→ ZU ERLEDIGEN
- a) Schreibe aus dem Leserkommentar die Stelle von „Was ich noch“ bis einschließlich „Cody und Jolei.“ wortgetreu ab.
- b) Beantworte anhand des Leserkommentars kurz:
(i) Worauf fällt Tai nach dem Feuerwirbel?
(ii) Welches Paar wird als besonders niedlich hervorgehoben?
(iii) Welche drei Charaktere mochte die Person, die den Kommentar geschrieben hat, ihr Leben lang?

→ TEXTAUSZUG
↓

Zum eigentlichen Inhalt der letzten beiden Kapitel: habe ich es richtig verstanden, dass Tai diesen Feuerwirbel überlebt hat und dann halb verreckt, weil er auf ne beknackte Sense eines toten Digimon fällt? Es tut mir im Nachhinein sehr leid, aber ich hab einfach nur gelacht! Das ist so unepisch, dass es bereits wieder episch ist.
Codys und T.K.s Gespräch hat mir auch besonders gut gefallen, es hat diese actionlastige Atmosphäre mal für ein paar Zeilen gelockert (trotzdem noch zu viel für mich, tut leid ^^"). Ich hab das Gefühl, dass du sehr viel Arbeit in T.K.s Charakterentwicklung gesteckt hast. Ich finde alle Charaktere sehr stimmig, aber er topt das dann noch einmal. Seine Gründe haben mich echt umgehauen, alles ergibt so schön Sinn! Ich habe es schon oft erlebt, dass die "Bösen" keine richtige Begründung haben. Hier passt alles zusammen.
Die Romantik allerdings - tut mir leid - kauf ich dir einfach nicht recht ab. Da hab ich das Gefühl, dass wir uns sehr ähnlich sind vom Schreibstil her. Es ist nicht so, dass Mimi/Tai und Ken/Jolei nicht niedlich waren (vor allem Ken und Jolei!), aber so recht kommt's bei mir einfach nicht durch. Dazu bietet die Geschichte zu viel Action und Epik. Es stört nicht, aber Tai und Mimi zB hab ich dir einfach nicht abgekauft. Ich seh das aber jetzt gar nicht als Negativpunkt, im Gegenteil. Es gibt eh zu wenig FFs, die ohne Romantik auskommen könn(t)en.

Was ich noch anfügen möchte, obwohl ich nicht weiß, ob ich es nicht eh schon erwähnt hab: dafür, dass ich mein Leben lang nur Sora, Joey und Matt mochte, hast du mir hier fast alle Charaktere furchtbar sympathisch gemacht. Ken ist da ganz vorne mit dabei, dicht gefolgt von mittlerweile Izzy, Cody und Jolei.

↑

Auflistungen von Elementen und Bereichen:
↓

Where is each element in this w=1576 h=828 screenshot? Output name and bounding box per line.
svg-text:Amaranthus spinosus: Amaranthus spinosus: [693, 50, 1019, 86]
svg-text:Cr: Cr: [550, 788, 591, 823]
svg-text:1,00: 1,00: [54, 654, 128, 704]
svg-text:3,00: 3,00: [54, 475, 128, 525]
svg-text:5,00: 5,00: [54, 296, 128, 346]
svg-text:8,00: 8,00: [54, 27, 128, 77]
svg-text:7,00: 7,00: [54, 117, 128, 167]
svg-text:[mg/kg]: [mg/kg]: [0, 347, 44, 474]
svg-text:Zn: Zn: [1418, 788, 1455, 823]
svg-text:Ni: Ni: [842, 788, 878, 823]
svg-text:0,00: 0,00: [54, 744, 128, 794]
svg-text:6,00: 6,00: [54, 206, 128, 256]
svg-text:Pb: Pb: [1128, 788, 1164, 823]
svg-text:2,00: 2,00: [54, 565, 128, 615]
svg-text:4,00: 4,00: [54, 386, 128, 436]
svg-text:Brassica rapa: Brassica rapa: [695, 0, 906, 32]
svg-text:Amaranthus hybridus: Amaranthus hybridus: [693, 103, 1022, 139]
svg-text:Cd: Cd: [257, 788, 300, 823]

↑

→ ERGEBNISSE PRO AUFGABE
- a)
Was ich noch anfügen möchte, obwohl ich nicht weiß, ob ich es nicht eh schon erwähnt hab: dafür, dass ich mein Leben lang nur Sora, Joey und Matt mochte, hast du mir hier fast alle Charaktere furchtbar sympathisch gemacht. Ken ist da ganz vorne mit dabei, dicht gefolgt von mittlerweile Izzy, Cody und Jolei.

- b)
(i) Auf die Sense eines toten Digimon.
(ii) Ken und Jolei.
(iii) Sora, Joey und Matt.